==== Items ====

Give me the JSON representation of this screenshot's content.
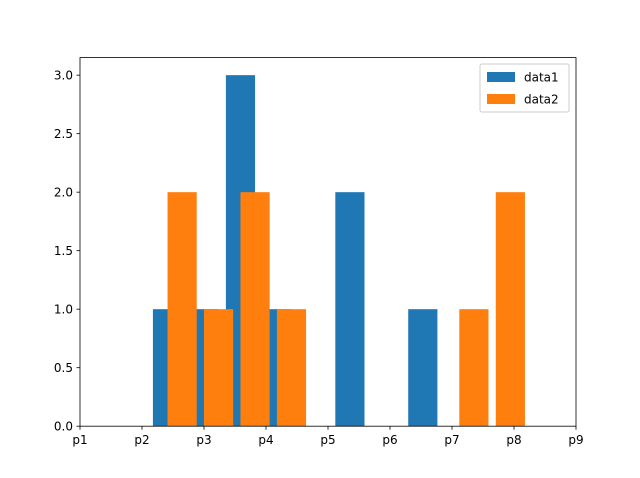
{
  "chart_data": {
    "type": "bar",
    "title": "",
    "xlabel": "",
    "ylabel": "",
    "x_tick_labels": [
      "p1",
      "p2",
      "p3",
      "p4",
      "p5",
      "p6",
      "p7",
      "p8",
      "p9"
    ],
    "y_ticks": [
      0.0,
      0.5,
      1.0,
      1.5,
      2.0,
      2.5,
      3.0
    ],
    "y_tick_labels": [
      "0.0",
      "0.5",
      "1.0",
      "1.5",
      "2.0",
      "2.5",
      "3.0"
    ],
    "xlim": [
      0,
      8
    ],
    "ylim": [
      0,
      3.15
    ],
    "bin_width": 0.4706,
    "grid": false,
    "legend_position": "upper right",
    "series": [
      {
        "name": "data1",
        "color": "#1f77b4",
        "bins": [
          {
            "x": 1.176,
            "value": 1
          },
          {
            "x": 1.765,
            "value": 1
          },
          {
            "x": 2.353,
            "value": 3
          },
          {
            "x": 2.941,
            "value": 1
          },
          {
            "x": 4.118,
            "value": 2
          },
          {
            "x": 5.294,
            "value": 1
          }
        ]
      },
      {
        "name": "data2",
        "color": "#ff7f0e",
        "bins": [
          {
            "x": 1.412,
            "value": 2
          },
          {
            "x": 2.0,
            "value": 1
          },
          {
            "x": 2.588,
            "value": 2
          },
          {
            "x": 3.176,
            "value": 1
          },
          {
            "x": 6.118,
            "value": 1
          },
          {
            "x": 6.706,
            "value": 2
          }
        ]
      }
    ]
  }
}
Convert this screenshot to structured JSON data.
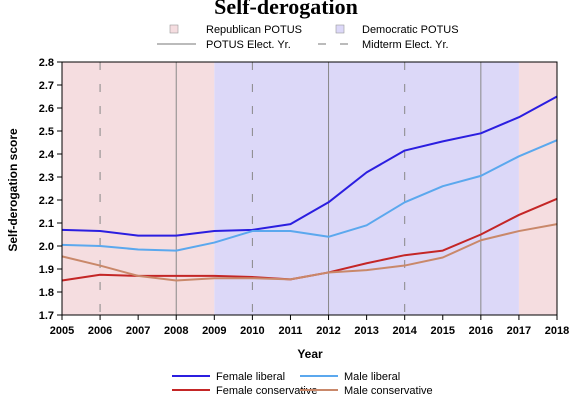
{
  "chart_data": {
    "type": "line",
    "title": "Self-derogation",
    "xlabel": "Year",
    "ylabel": "Self-derogation score",
    "x": [
      2005,
      2006,
      2007,
      2008,
      2009,
      2010,
      2011,
      2012,
      2013,
      2014,
      2015,
      2016,
      2017,
      2018
    ],
    "xlim": [
      2005,
      2018
    ],
    "ylim": [
      1.7,
      2.8
    ],
    "y_ticks": [
      "1.7",
      "1.8",
      "1.9",
      "2.0",
      "2.1",
      "2.2",
      "2.3",
      "2.4",
      "2.5",
      "2.6",
      "2.7",
      "2.8"
    ],
    "x_ticks": [
      "2005",
      "2006",
      "2007",
      "2008",
      "2009",
      "2010",
      "2011",
      "2012",
      "2013",
      "2014",
      "2015",
      "2016",
      "2017",
      "2018"
    ],
    "background_periods": [
      {
        "label": "Republican POTUS",
        "start": 2005,
        "end": 2009,
        "color": "#f5dde0"
      },
      {
        "label": "Democratic POTUS",
        "start": 2009,
        "end": 2017,
        "color": "#dcd8f8"
      },
      {
        "label": "Republican POTUS",
        "start": 2017,
        "end": 2018,
        "color": "#f5dde0"
      }
    ],
    "potus_election_years": [
      2008,
      2012,
      2016
    ],
    "midterm_election_years": [
      2006,
      2010,
      2014,
      2018
    ],
    "reference_lines_legend": {
      "potus": "POTUS Elect. Yr.",
      "midterm": "Midterm Elect. Yr."
    },
    "period_legend": {
      "republican": "Republican POTUS",
      "democratic": "Democratic POTUS"
    },
    "series": [
      {
        "name": "Female liberal",
        "color": "#2b1ee0",
        "values": [
          2.07,
          2.065,
          2.045,
          2.045,
          2.065,
          2.07,
          2.095,
          2.19,
          2.32,
          2.415,
          2.455,
          2.49,
          2.56,
          2.65
        ]
      },
      {
        "name": "Male liberal",
        "color": "#5ba8ee",
        "values": [
          2.005,
          2.0,
          1.985,
          1.98,
          2.015,
          2.065,
          2.065,
          2.04,
          2.09,
          2.19,
          2.26,
          2.305,
          2.39,
          2.46
        ]
      },
      {
        "name": "Female conservative",
        "color": "#c42626",
        "values": [
          1.85,
          1.875,
          1.87,
          1.87,
          1.87,
          1.865,
          1.855,
          1.885,
          1.925,
          1.96,
          1.98,
          2.05,
          2.135,
          2.205
        ]
      },
      {
        "name": "Male conservative",
        "color": "#c9886a",
        "values": [
          1.955,
          1.915,
          1.87,
          1.85,
          1.86,
          1.86,
          1.855,
          1.885,
          1.895,
          1.915,
          1.95,
          2.025,
          2.065,
          2.095
        ]
      }
    ],
    "grid": false,
    "legend_position": "bottom"
  }
}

====

▶ [Objective]:
With the pictures omitted, reproduce the records in full and exactly.

▶ [Finished task]:
Give me the JSON representation of this screenshot's content.
{
  "chart_data": {
    "type": "bar",
    "title": "",
    "xlabel": "",
    "ylabel": "",
    "x_tick_labels": [
      "p1",
      "p2",
      "p3",
      "p4",
      "p5",
      "p6",
      "p7",
      "p8",
      "p9"
    ],
    "y_ticks": [
      0.0,
      0.5,
      1.0,
      1.5,
      2.0,
      2.5,
      3.0
    ],
    "y_tick_labels": [
      "0.0",
      "0.5",
      "1.0",
      "1.5",
      "2.0",
      "2.5",
      "3.0"
    ],
    "xlim": [
      0,
      8
    ],
    "ylim": [
      0,
      3.15
    ],
    "bin_width": 0.4706,
    "grid": false,
    "legend_position": "upper right",
    "series": [
      {
        "name": "data1",
        "color": "#1f77b4",
        "bins": [
          {
            "x": 1.176,
            "value": 1
          },
          {
            "x": 1.765,
            "value": 1
          },
          {
            "x": 2.353,
            "value": 3
          },
          {
            "x": 2.941,
            "value": 1
          },
          {
            "x": 4.118,
            "value": 2
          },
          {
            "x": 5.294,
            "value": 1
          }
        ]
      },
      {
        "name": "data2",
        "color": "#ff7f0e",
        "bins": [
          {
            "x": 1.412,
            "value": 2
          },
          {
            "x": 2.0,
            "value": 1
          },
          {
            "x": 2.588,
            "value": 2
          },
          {
            "x": 3.176,
            "value": 1
          },
          {
            "x": 6.118,
            "value": 1
          },
          {
            "x": 6.706,
            "value": 2
          }
        ]
      }
    ]
  }
}
Convert this screenshot to structured JSON data.
{
  "chart_data": {
    "type": "line",
    "title": "Self-derogation",
    "xlabel": "Year",
    "ylabel": "Self-derogation score",
    "x": [
      2005,
      2006,
      2007,
      2008,
      2009,
      2010,
      2011,
      2012,
      2013,
      2014,
      2015,
      2016,
      2017,
      2018
    ],
    "xlim": [
      2005,
      2018
    ],
    "ylim": [
      1.7,
      2.8
    ],
    "y_ticks": [
      "1.7",
      "1.8",
      "1.9",
      "2.0",
      "2.1",
      "2.2",
      "2.3",
      "2.4",
      "2.5",
      "2.6",
      "2.7",
      "2.8"
    ],
    "x_ticks": [
      "2005",
      "2006",
      "2007",
      "2008",
      "2009",
      "2010",
      "2011",
      "2012",
      "2013",
      "2014",
      "2015",
      "2016",
      "2017",
      "2018"
    ],
    "background_periods": [
      {
        "label": "Republican POTUS",
        "start": 2005,
        "end": 2009,
        "color": "#f5dde0"
      },
      {
        "label": "Democratic POTUS",
        "start": 2009,
        "end": 2017,
        "color": "#dcd8f8"
      },
      {
        "label": "Republican POTUS",
        "start": 2017,
        "end": 2018,
        "color": "#f5dde0"
      }
    ],
    "potus_election_years": [
      2008,
      2012,
      2016
    ],
    "midterm_election_years": [
      2006,
      2010,
      2014,
      2018
    ],
    "reference_lines_legend": {
      "potus": "POTUS Elect. Yr.",
      "midterm": "Midterm Elect. Yr."
    },
    "period_legend": {
      "republican": "Republican POTUS",
      "democratic": "Democratic POTUS"
    },
    "series": [
      {
        "name": "Female liberal",
        "color": "#2b1ee0",
        "values": [
          2.07,
          2.065,
          2.045,
          2.045,
          2.065,
          2.07,
          2.095,
          2.19,
          2.32,
          2.415,
          2.455,
          2.49,
          2.56,
          2.65
        ]
      },
      {
        "name": "Male liberal",
        "color": "#5ba8ee",
        "values": [
          2.005,
          2.0,
          1.985,
          1.98,
          2.015,
          2.065,
          2.065,
          2.04,
          2.09,
          2.19,
          2.26,
          2.305,
          2.39,
          2.46
        ]
      },
      {
        "name": "Female conservative",
        "color": "#c42626",
        "values": [
          1.85,
          1.875,
          1.87,
          1.87,
          1.87,
          1.865,
          1.855,
          1.885,
          1.925,
          1.96,
          1.98,
          2.05,
          2.135,
          2.205
        ]
      },
      {
        "name": "Male conservative",
        "color": "#c9886a",
        "values": [
          1.955,
          1.915,
          1.87,
          1.85,
          1.86,
          1.86,
          1.855,
          1.885,
          1.895,
          1.915,
          1.95,
          2.025,
          2.065,
          2.095
        ]
      }
    ],
    "grid": false,
    "legend_position": "bottom"
  }
}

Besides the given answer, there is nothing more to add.